To be done -> Set out each line from the following listing that includes the word "frequently".

[start Input]

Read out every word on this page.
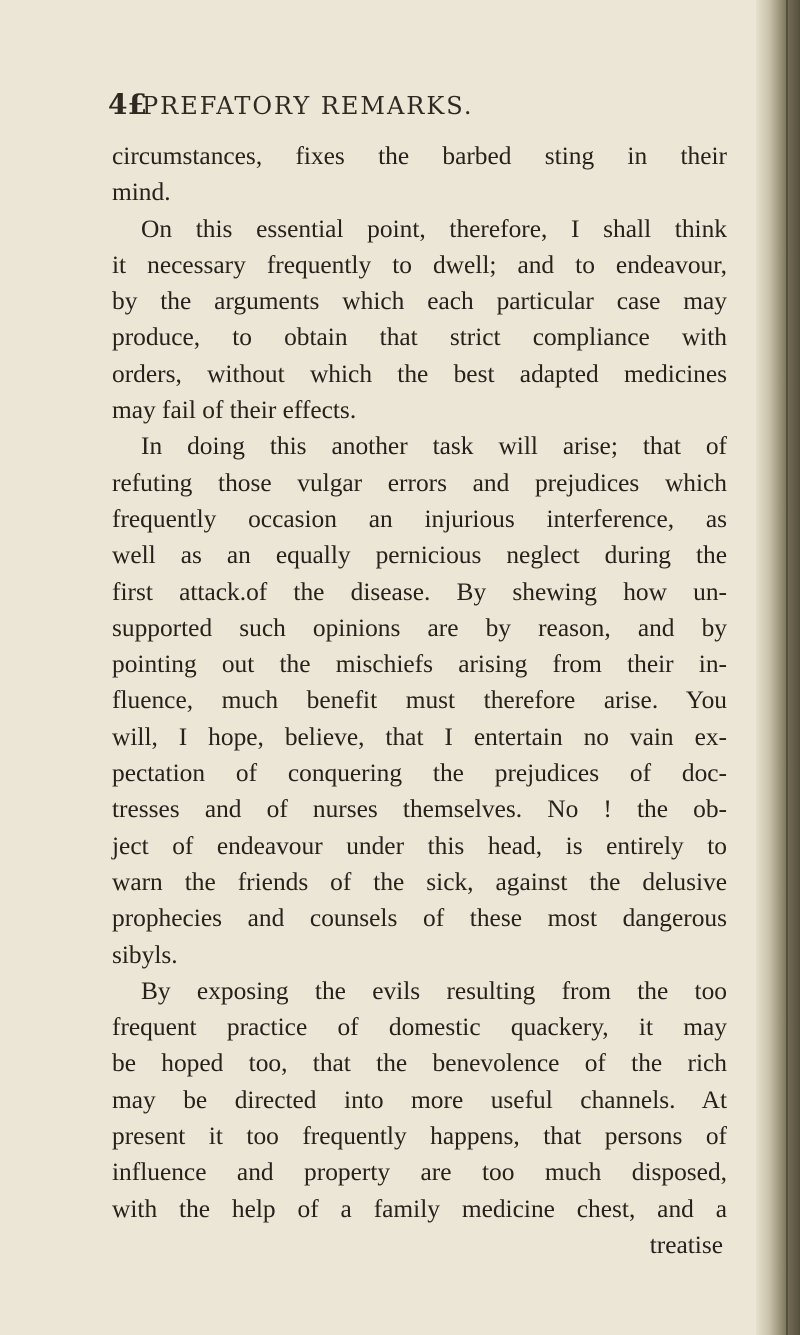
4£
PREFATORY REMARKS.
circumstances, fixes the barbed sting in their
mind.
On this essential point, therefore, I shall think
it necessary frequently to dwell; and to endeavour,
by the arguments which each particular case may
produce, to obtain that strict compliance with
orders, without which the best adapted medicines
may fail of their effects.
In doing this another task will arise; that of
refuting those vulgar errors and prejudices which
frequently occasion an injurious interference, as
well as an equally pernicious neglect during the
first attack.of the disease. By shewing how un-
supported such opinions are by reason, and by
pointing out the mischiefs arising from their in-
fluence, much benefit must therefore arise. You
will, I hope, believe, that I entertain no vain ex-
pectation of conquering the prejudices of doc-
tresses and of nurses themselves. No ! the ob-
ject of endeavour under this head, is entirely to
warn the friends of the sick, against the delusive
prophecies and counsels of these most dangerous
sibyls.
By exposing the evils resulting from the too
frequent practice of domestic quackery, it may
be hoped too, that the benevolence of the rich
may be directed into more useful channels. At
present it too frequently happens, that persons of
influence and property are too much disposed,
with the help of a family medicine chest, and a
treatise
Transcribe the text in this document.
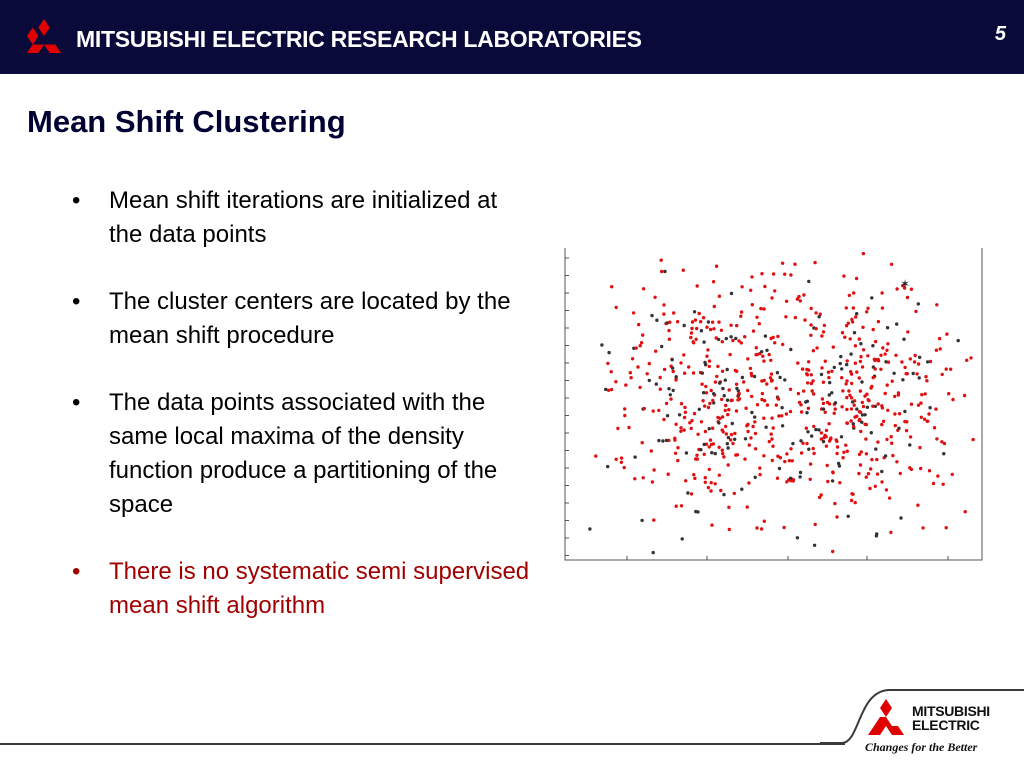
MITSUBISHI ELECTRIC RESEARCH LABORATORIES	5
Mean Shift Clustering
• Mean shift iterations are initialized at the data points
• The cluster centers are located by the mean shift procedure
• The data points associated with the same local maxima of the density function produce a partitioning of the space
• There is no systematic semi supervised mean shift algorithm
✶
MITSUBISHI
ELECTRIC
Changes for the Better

[end Input]

Task solution ->
it necessary frequently to dwell; and to endeavour,
frequently occasion an injurious interference, as
present it too frequently happens, that persons of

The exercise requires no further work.